(EXERCISE PROMPT): Rewrite each line of the data below as a JSON array of strings, one string per line, with blank lines omitted.

(INPUT DATA):

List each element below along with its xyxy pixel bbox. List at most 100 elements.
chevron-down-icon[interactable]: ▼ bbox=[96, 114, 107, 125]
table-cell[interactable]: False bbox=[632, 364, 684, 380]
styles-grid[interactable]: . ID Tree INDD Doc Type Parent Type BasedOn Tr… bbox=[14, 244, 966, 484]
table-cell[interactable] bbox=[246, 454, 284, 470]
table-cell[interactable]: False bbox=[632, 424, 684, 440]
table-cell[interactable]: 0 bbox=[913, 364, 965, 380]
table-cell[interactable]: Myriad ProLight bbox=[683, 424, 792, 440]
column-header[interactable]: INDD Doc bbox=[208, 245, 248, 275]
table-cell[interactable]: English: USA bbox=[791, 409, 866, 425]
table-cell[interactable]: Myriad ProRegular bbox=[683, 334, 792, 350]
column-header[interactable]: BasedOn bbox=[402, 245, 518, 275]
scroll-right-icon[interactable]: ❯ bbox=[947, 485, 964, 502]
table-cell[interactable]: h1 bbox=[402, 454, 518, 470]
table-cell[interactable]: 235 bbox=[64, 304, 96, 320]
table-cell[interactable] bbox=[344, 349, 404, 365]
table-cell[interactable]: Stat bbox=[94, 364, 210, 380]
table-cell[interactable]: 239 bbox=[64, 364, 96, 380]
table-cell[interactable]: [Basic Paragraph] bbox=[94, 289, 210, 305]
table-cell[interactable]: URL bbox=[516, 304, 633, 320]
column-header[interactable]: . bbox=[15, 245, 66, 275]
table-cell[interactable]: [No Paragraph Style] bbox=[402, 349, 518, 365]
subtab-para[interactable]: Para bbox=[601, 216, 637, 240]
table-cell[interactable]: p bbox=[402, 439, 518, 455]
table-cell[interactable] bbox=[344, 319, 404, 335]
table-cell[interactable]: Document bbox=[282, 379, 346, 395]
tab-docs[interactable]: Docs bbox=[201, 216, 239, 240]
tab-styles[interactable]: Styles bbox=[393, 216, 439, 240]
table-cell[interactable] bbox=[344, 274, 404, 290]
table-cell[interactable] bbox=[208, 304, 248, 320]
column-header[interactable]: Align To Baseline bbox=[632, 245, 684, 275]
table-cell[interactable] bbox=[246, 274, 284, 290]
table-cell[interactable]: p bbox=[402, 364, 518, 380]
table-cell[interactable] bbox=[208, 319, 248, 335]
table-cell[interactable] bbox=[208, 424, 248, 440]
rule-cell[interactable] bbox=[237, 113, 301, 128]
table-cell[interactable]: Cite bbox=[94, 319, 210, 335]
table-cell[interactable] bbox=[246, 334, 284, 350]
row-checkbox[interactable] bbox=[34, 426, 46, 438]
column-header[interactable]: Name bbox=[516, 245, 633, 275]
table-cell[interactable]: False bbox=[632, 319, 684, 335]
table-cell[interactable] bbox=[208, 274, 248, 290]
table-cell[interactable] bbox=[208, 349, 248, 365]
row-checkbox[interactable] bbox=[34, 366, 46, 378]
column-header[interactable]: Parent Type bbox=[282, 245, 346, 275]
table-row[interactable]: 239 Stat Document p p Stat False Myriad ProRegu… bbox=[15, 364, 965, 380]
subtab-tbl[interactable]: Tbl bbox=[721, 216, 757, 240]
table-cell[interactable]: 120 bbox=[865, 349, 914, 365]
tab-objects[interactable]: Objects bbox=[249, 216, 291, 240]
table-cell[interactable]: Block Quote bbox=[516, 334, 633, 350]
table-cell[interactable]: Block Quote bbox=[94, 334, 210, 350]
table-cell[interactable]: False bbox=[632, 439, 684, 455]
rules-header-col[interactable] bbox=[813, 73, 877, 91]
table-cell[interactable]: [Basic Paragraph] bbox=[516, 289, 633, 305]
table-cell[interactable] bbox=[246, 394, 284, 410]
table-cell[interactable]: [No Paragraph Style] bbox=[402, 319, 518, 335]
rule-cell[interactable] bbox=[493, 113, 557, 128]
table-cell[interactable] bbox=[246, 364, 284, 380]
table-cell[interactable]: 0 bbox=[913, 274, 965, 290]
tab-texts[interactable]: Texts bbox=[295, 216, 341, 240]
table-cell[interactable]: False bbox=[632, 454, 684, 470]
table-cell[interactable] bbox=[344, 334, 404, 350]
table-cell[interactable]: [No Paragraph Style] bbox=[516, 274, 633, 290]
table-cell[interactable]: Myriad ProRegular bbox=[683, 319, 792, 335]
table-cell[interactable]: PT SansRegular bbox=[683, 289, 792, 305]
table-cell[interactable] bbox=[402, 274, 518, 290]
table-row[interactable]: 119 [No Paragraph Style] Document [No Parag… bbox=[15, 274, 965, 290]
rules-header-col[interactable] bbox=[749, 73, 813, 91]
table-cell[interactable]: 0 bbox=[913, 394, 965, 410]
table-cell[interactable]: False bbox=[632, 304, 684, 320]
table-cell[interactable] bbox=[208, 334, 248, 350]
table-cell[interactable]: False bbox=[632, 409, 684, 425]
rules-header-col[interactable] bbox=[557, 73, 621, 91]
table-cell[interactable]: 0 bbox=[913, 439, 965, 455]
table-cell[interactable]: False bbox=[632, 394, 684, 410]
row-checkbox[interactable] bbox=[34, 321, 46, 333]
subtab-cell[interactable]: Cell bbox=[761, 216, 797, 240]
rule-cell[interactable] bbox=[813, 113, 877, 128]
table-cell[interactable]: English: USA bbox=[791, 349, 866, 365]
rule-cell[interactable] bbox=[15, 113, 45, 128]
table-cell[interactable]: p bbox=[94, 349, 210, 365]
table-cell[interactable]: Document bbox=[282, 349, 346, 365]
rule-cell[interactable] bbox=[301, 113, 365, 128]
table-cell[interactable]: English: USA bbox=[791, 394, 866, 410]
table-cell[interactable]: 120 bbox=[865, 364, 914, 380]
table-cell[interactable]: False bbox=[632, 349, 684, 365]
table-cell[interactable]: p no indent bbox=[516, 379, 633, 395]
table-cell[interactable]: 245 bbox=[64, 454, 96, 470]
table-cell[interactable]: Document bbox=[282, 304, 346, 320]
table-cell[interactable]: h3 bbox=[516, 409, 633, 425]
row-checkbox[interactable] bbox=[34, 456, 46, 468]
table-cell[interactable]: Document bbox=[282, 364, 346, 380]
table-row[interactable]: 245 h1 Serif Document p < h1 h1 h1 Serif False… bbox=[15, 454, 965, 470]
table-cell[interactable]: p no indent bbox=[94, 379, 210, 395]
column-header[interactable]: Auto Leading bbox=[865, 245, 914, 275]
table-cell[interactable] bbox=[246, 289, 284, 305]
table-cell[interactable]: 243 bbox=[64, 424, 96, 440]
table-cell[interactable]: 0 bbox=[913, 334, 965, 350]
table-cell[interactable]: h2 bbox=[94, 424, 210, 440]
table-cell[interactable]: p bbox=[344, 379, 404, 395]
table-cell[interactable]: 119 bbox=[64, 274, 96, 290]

(THE RESPONSE):
[
  "List each element below along with its xyxy pixel bbox. List at most 100 elements.",
  "chevron-down-icon[interactable]: ▼ bbox=[96, 114, 107, 125]",
  "table-cell[interactable]: False bbox=[632, 364, 684, 380]",
  "styles-grid[interactable]: . ID Tree INDD Doc Type Parent Type BasedOn Tr… bbox=[14, 244, 966, 484]",
  "table-cell[interactable] bbox=[246, 454, 284, 470]",
  "table-cell[interactable]: False bbox=[632, 424, 684, 440]",
  "table-cell[interactable]: 0 bbox=[913, 364, 965, 380]",
  "table-cell[interactable]: Myriad ProLight bbox=[683, 424, 792, 440]",
  "column-header[interactable]: INDD Doc bbox=[208, 245, 248, 275]",
  "table-cell[interactable]: English: USA bbox=[791, 409, 866, 425]",
  "table-cell[interactable]: Myriad ProRegular bbox=[683, 334, 792, 350]",
  "column-header[interactable]: BasedOn bbox=[402, 245, 518, 275]",
  "scroll-right-icon[interactable]: ❯ bbox=[947, 485, 964, 502]",
  "table-cell[interactable]: h1 bbox=[402, 454, 518, 470]",
  "table-cell[interactable]: 235 bbox=[64, 304, 96, 320]",
  "table-cell[interactable] bbox=[344, 349, 404, 365]",
  "table-cell[interactable]: Stat bbox=[94, 364, 210, 380]",
  "table-cell[interactable]: 239 bbox=[64, 364, 96, 380]",
  "table-cell[interactable]: [Basic Paragraph] bbox=[94, 289, 210, 305]",
  "table-cell[interactable]: URL bbox=[516, 304, 633, 320]",
  "column-header[interactable]: . bbox=[15, 245, 66, 275]",
  "table-cell[interactable]: [No Paragraph Style] bbox=[402, 349, 518, 365]",
  "subtab-para[interactable]: Para bbox=[601, 216, 637, 240]",
  "table-cell[interactable]: p bbox=[402, 439, 518, 455]",
  "table-cell[interactable] bbox=[344, 319, 404, 335]",
  "table-cell[interactable]: Document bbox=[282, 379, 346, 395]",
  "tab-docs[interactable]: Docs bbox=[201, 216, 239, 240]",
  "tab-styles[interactable]: Styles bbox=[393, 216, 439, 240]",
  "table-cell[interactable] bbox=[344, 274, 404, 290]",
  "table-cell[interactable] bbox=[208, 304, 248, 320]",
  "column-header[interactable]: Align To Baseline bbox=[632, 245, 684, 275]",
  "table-cell[interactable] bbox=[246, 274, 284, 290]",
  "table-cell[interactable]: p bbox=[402, 364, 518, 380]",
  "table-cell[interactable] bbox=[208, 319, 248, 335]",
  "table-cell[interactable] bbox=[208, 424, 248, 440]",
  "rule-cell[interactable] bbox=[237, 113, 301, 128]",
  "table-cell[interactable]: Cite bbox=[94, 319, 210, 335]",
  "table-cell[interactable] bbox=[246, 334, 284, 350]",
  "row-checkbox[interactable] bbox=[34, 426, 46, 438]",
  "column-header[interactable]: Name bbox=[516, 245, 633, 275]",
  "table-cell[interactable]: False bbox=[632, 319, 684, 335]",
  "table-cell[interactable] bbox=[208, 274, 248, 290]",
  "table-cell[interactable] bbox=[208, 349, 248, 365]",
  "row-checkbox[interactable] bbox=[34, 366, 46, 378]",
  "column-header[interactable]: Parent Type bbox=[282, 245, 346, 275]",
  "table-row[interactable]: 239 Stat Document p p Stat False Myriad ProRegu… bbox=[15, 364, 965, 380]",
  "subtab-tbl[interactable]: Tbl bbox=[721, 216, 757, 240]",
  "table-cell[interactable]: 120 bbox=[865, 349, 914, 365]",
  "tab-objects[interactable]: Objects bbox=[249, 216, 291, 240]",
  "table-cell[interactable]: Block Quote bbox=[516, 334, 633, 350]",
  "table-cell[interactable]: Block Quote bbox=[94, 334, 210, 350]",
  "table-cell[interactable]: False bbox=[632, 439, 684, 455]",
  "rules-header-col[interactable] bbox=[813, 73, 877, 91]",
  "table-cell[interactable]: [Basic Paragraph] bbox=[516, 289, 633, 305]",
  "table-cell[interactable] bbox=[246, 394, 284, 410]",
  "table-cell[interactable]: [No Paragraph Style] bbox=[402, 319, 518, 335]",
  "rule-cell[interactable] bbox=[493, 113, 557, 128]",
  "table-cell[interactable] bbox=[246, 364, 284, 380]",
  "table-cell[interactable]: 0 bbox=[913, 274, 965, 290]",
  "tab-texts[interactable]: Texts bbox=[295, 216, 341, 240]",
  "table-cell[interactable]: False bbox=[632, 454, 684, 470]",
  "table-cell[interactable] bbox=[344, 334, 404, 350]",
  "table-cell[interactable]: [No Paragraph Style] bbox=[516, 274, 633, 290]",
  "table-cell[interactable]: Myriad ProRegular bbox=[683, 319, 792, 335]",
  "table-cell[interactable]: PT SansRegular bbox=[683, 289, 792, 305]",
  "table-cell[interactable] bbox=[402, 274, 518, 290]",
  "table-row[interactable]: 119 [No Paragraph Style] Document [No Parag… bbox=[15, 274, 965, 290]",
  "rules-header-col[interactable] bbox=[749, 73, 813, 91]",
  "table-cell[interactable]: 0 bbox=[913, 394, 965, 410]",
  "table-cell[interactable]: False bbox=[632, 304, 684, 320]",
  "table-cell[interactable] bbox=[208, 334, 248, 350]",
  "table-cell[interactable]: False bbox=[632, 409, 684, 425]",
  "rules-header-col[interactable] bbox=[557, 73, 621, 91]",
  "table-cell[interactable]: 0 bbox=[913, 439, 965, 455]",
  "table-cell[interactable]: False bbox=[632, 394, 684, 410]",
  "row-checkbox[interactable] bbox=[34, 321, 46, 333]",
  "subtab-cell[interactable]: Cell bbox=[761, 216, 797, 240]",
  "rule-cell[interactable] bbox=[813, 113, 877, 128]",
  "table-cell[interactable]: English: USA bbox=[791, 349, 866, 365]",
  "rule-cell[interactable] bbox=[15, 113, 45, 128]",
  "table-cell[interactable]: p bbox=[94, 349, 210, 365]",
  "table-cell[interactable]: Document bbox=[282, 349, 346, 365]",
  "rule-cell[interactable] bbox=[301, 113, 365, 128]",
  "table-cell[interactable]: English: USA bbox=[791, 394, 866, 410]",
  "table-cell[interactable]: 120 bbox=[865, 364, 914, 380]",
  "table-cell[interactable]: False bbox=[632, 349, 684, 365]",
  "table-cell[interactable]: p no indent bbox=[516, 379, 633, 395]",
  "table-cell[interactable]: 245 bbox=[64, 454, 96, 470]",
  "table-cell[interactable]: Document bbox=[282, 304, 346, 320]",
  "table-cell[interactable]: h3 bbox=[516, 409, 633, 425]",
  "row-checkbox[interactable] bbox=[34, 456, 46, 468]",
  "table-cell[interactable]: Document bbox=[282, 364, 346, 380]",
  "table-row[interactable]: 245 h1 Serif Document p < h1 h1 h1 Serif False… bbox=[15, 454, 965, 470]",
  "table-cell[interactable]: p no indent bbox=[94, 379, 210, 395]",
  "column-header[interactable]: Auto Leading bbox=[865, 245, 914, 275]",
  "table-cell[interactable] bbox=[246, 289, 284, 305]",
  "table-cell[interactable]: 243 bbox=[64, 424, 96, 440]",
  "table-cell[interactable]: 0 bbox=[913, 334, 965, 350]",
  "table-cell[interactable]: h2 bbox=[94, 424, 210, 440]",
  "table-cell[interactable]: p bbox=[344, 379, 404, 395]",
  "table-cell[interactable]: 119 bbox=[64, 274, 96, 290]"
]